*** ENTRIES SUPPLIED ***

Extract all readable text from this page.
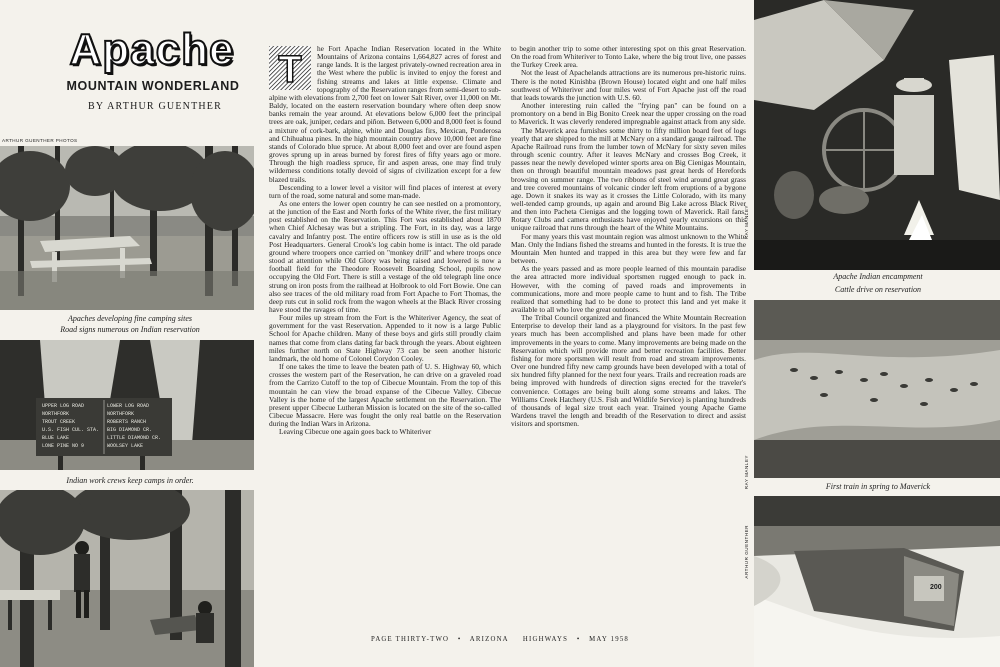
Apache
MOUNTAIN WONDERLAND
BY ARTHUR GUENTHER
ARTHUR GUENTHER PHOTOS
Apaches developing fine camping sites
Road signs numerous on Indian reservation
UPPER LOG ROAD
NORTHFORK
TROUT CREEK
U.S. FISH CUL. STA.
BLUE LAKE
LONE PINE NO 9
LOWER LOG ROAD
NORTHFORK
ROBERTS RANCH
BIG DIAMOND CR.
LITTLE DIAMOND CR.
WOOLSEY LAKE
Indian work crews keep camps in order.
T

he Fort Apache Indian Reservation located in the White Mountains of Arizona contains 1,664,827 acres of forest and range lands. It is the largest privately-owned recreation area in the West where the public is invited to enjoy the forest and fishing streams and lakes at little expense. Climate and topography of the Reservation ranges from semi-desert to sub-alpine with elevations from 2,700 feet on lower Salt River, over 11,000 on Mt. Baldy, located on the eastern reservation boundary where often deep snow banks remain the year around. At elevations below 6,000 feet the principal trees are oak, juniper, cedars and piñon. Between 6,000 and 8,000 feet is found a mixture of cork-bark, alpine, white and Douglas firs, Mexican, Ponderosa and Chihuahua pines. In the high mountain country above 10,000 feet are fine stands of Colorado blue spruce. At about 8,000 feet and over are found aspen groves sprung up in areas burned by forest fires of fifty years ago or more. Through the high roadless spruce, fir and aspen areas, one may find truly wilderness conditions totally devoid of signs of civilization except for a few blazed trails.

Descending to a lower level a visitor will find places of interest at every turn of the road, some natural and some man-made.

As one enters the lower open country he can see nestled on a promontory, at the junction of the East and North forks of the White river, the first military post established on the Reservation. This Fort was established about 1870 when Chief Alchesay was but a stripling. The Fort, in its day, was a large cavalry and Infantry post. The entire officers row is still in use as is the old Post Headquarters. General Crook's log cabin home is intact. The old parade ground where troopers once carried on "monkey drill" and where troops once stood at attention while Old Glory was being raised and lowered is now a football field for the Theodore Roosevelt Boarding School, pupils now occupying the Old Fort. There is still a vestage of the old telegraph line once strung on iron posts from the railhead at Holbrook to old Fort Bowie. One can also see traces of the old military road from Fort Apache to Fort Thomas, the deep ruts cut in solid rock from the wagon wheels at the Black River crossing have stood the ravages of time.

Four miles up stream from the Fort is the Whiteriver Agency, the seat of government for the vast Reservation. Appended to it now is a large Public School for Apache children. Many of these boys and girls still proudly claim names that come from clans dating far back through the years. About eighteen miles further north on State Highway 73 can be seen another historic landmark, the old home of Colonel Corydon Cooley.

If one takes the time to leave the beaten path of U. S. Highway 60, which crosses the western part of the Reservation, he can drive on a graveled road from the Carrizo Cutoff to the top of Cibecue Mountain. From the top of this mountain he can view the broad expanse of the Cibecue Valley. Cibecue Valley is the home of the largest Apache settlement on the Reservation. The present upper Cibecue Lutheran Mission is located on the site of the so-called Cibecue Massacre. Here was fought the only real battle on the Reservation during the Indian Wars in Arizona.

Leaving Cibecue one again goes back to Whiteriver

to begin another trip to some other interesting spot on this great Reservation. On the road from Whiteriver to Tonto Lake, where the big trout live, one passes the Turkey Creek area.

Not the least of Apachelands attractions are its numerous pre-historic ruins. There is the noted Kinishba (Brown House) located eight and one half miles southwest of Whiteriver and four miles west of Fort Apache just off the road that leads towards the junction with U.S. 60.

Another interesting ruin called the "frying pan" can be found on a promontory on a bend in Big Bonito Creek near the upper crossing on the road to Maverick. It was cleverly rendered impregnable against attack from any side.

The Maverick area furnishes some thirty to fifty million board feet of logs yearly that are shipped to the mill at McNary on a standard gauge railroad. The Apache Railroad runs from the lumber town of McNary for sixty seven miles through scenic country. After it leaves McNary and crosses Bog Creek, it passes near the newly developed winter sports area on Big Cienigas Mountain, then on through beautiful mountain meadows past great herds of Herefords browsing on summer range. The two ribbons of steel wind around great grass and tree covered mountains of volcanic cinder left from eruptions of a bygone age. Down it snakes its way as it crosses the Little Colorado, with its many well-tended camp grounds, up again and around Big Lake across Black River and then into Pacheta Cienigas and the logging town of Maverick. Rail fans, Rotary Clubs and camera enthusiasts have enjoyed yearly excursions on this unique railroad that runs through the heart of the White Mountains.

For many years this vast mountain region was almost unknown to the White Man. Only the Indians fished the streams and hunted in the forests. It is true the Mountain Men hunted and trapped in this area but they were few and far between.

As the years passed and as more people learned of this mountain paradise the area attracted more individual sportsmen rugged enough to pack in. However, with the coming of paved roads and improvements in communications, more and more people came to hunt and to fish. The Tribe realized that something had to be done to protect this land and yet make it available to all who love the great outdoors.

The Tribal Council organized and financed the White Mountain Recreation Enterprise to develop their land as a playground for visitors. In the past few years much has been accomplished and plans have been made for other improvements in the years to come. Many improvements are being made on the Reservation which will provide more and better recreation facilities. Better fishing for more sportsmen will result from road and stream improvements. Over one hundred fifty new camp grounds have been developed with a total of six hundred fifty planned for the next four years. Trails and recreation roads are being improved with hundreds of direction signs erected for the traveler's convenience. Cottages are being built along some streams and lakes. The Williams Creek Hatchery (U.S. Fish and Wildlife Service) is planting hundreds of thousands of legal size trout each year. Trained young Apache Game Wardens travel the length and breadth of the Reservation to direct and assist visitors and sportsmen.

RAY MANLEY
Apache Indian encampment
Cattle drive on reservation
RAY MANLEY	First train in spring to Maverick
200
ARTHUR GUENTHER
PAGE THIRTY-TWO • ARIZONA HIGHWAYS • MAY 1958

***

• **PROBLEM TO SOLVE**: Where a line in the entries holds the word "largest", copy that line.

• **FINISHED ANSWER**:
he Fort Apache Indian Reservation located in the White Mountains of Arizona contains 1,664,827 acres of forest and range lands. It is the largest privately-owned recreation area in the West where the public is invited to enjoy the forest and fishing streams and lakes at little expense. Climate and topography of the Reservation ranges from semi-desert to sub-alpine with elevations from 2,700 feet on lower Salt River, over 11,000 on Mt. Baldy, located on the eastern reservation boundary where often deep snow banks remain the year around. At elevations below 6,000 feet the principal trees are oak, juniper, cedars and piñon. Between 6,000 and 8,000 feet is found a mixture of cork-bark, alpine, white and Douglas firs, Mexican, Ponderosa and Chihuahua pines. In the high mountain country above 10,000 feet are fine stands of Colorado blue spruce. At about 8,000 feet and over are found aspen groves sprung up in areas burned by forest fires of fifty years ago or more. Through the high roadless spruce, fir and aspen areas, one may find truly wilderness conditions totally devoid of signs of civilization except for a few blazed trails.
If one takes the time to leave the beaten path of U. S. Highway 60, which crosses the western part of the Reservation, he can drive on a graveled road from the Carrizo Cutoff to the top of Cibecue Mountain. From the top of this mountain he can view the broad expanse of the Cibecue Valley. Cibecue Valley is the home of the largest Apache settlement on the Reservation. The present upper Cibecue Lutheran Mission is located on the site of the so-called Cibecue Massacre. Here was fought the only real battle on the Reservation during the Indian Wars in Arizona.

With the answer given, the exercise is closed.